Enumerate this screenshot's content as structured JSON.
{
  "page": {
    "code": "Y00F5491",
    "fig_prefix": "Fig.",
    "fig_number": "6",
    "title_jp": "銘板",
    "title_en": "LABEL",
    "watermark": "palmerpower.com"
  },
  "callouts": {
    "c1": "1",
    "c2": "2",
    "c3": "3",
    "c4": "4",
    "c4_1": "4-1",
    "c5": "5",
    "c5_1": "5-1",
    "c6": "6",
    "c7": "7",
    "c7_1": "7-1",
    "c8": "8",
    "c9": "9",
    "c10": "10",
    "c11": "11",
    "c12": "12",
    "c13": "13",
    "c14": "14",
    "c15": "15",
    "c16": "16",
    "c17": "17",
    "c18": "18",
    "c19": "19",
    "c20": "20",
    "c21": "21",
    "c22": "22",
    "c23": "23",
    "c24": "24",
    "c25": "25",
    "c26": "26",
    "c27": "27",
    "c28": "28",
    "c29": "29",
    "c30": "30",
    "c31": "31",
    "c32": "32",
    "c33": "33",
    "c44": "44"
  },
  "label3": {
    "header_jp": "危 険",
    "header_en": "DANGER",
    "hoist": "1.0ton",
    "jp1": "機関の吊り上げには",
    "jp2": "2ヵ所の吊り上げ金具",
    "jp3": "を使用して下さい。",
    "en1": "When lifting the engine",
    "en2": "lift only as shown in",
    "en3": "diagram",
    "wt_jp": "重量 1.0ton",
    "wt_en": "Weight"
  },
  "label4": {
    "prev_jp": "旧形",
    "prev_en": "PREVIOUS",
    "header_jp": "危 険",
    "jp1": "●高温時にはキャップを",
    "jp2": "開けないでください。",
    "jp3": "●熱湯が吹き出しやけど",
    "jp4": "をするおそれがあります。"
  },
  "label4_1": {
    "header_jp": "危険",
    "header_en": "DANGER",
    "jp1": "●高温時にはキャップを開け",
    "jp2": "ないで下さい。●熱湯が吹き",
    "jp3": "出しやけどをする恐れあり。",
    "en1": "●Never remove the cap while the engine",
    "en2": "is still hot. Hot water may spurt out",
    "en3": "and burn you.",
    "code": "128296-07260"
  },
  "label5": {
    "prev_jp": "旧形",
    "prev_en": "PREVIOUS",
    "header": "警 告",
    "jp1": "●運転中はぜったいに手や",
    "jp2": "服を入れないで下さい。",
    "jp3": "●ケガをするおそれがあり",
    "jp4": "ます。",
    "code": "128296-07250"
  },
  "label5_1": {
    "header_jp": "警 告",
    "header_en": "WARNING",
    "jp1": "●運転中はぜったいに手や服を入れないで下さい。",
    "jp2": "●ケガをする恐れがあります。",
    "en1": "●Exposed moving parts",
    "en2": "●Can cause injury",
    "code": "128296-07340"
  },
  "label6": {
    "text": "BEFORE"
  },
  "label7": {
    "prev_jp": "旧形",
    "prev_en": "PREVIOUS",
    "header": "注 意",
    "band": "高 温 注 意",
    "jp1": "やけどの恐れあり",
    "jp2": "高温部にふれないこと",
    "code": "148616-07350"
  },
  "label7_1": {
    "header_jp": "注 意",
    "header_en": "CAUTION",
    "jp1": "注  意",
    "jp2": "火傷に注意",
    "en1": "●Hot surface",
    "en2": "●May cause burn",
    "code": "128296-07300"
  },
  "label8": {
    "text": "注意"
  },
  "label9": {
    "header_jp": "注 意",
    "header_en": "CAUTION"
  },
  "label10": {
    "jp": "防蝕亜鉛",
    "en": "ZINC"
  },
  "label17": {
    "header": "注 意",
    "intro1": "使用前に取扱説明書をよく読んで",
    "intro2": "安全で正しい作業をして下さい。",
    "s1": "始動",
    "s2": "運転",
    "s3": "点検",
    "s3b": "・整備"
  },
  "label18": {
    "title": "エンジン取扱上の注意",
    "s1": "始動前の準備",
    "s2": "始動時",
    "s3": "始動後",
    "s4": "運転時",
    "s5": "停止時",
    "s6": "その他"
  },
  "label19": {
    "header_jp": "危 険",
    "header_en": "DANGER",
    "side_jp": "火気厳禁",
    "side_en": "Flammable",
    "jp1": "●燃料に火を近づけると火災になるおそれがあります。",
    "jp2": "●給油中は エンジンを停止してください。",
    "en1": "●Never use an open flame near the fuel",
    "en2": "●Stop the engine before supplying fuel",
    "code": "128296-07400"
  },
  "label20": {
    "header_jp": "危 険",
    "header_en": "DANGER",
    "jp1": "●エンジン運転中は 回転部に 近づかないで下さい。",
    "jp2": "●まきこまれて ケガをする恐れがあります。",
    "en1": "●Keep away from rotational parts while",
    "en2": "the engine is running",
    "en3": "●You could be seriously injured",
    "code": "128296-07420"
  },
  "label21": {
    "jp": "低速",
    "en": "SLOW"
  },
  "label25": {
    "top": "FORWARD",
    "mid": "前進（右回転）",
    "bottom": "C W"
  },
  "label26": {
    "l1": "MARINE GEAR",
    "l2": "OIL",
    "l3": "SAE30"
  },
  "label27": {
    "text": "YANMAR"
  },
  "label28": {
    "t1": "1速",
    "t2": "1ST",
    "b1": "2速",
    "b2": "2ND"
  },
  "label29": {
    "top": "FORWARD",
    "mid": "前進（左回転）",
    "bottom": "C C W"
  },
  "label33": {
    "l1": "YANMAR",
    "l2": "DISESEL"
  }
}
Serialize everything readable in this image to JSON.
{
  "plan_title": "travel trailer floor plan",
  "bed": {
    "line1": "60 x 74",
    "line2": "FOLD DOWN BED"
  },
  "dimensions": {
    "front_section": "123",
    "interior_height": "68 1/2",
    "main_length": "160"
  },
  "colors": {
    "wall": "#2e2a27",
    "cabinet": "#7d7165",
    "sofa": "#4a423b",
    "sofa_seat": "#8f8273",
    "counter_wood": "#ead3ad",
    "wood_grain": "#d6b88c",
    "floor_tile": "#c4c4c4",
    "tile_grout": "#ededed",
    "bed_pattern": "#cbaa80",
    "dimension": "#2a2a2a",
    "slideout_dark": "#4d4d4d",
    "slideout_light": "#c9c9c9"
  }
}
- - - - -
» **TASK DESCRIPTION**
Reproduce each line from the records that contains the word "CAUTION".

» **SOLUTION FOR THIS PROBLEM**
    "header_en": "CAUTION",
    "header_en": "CAUTION"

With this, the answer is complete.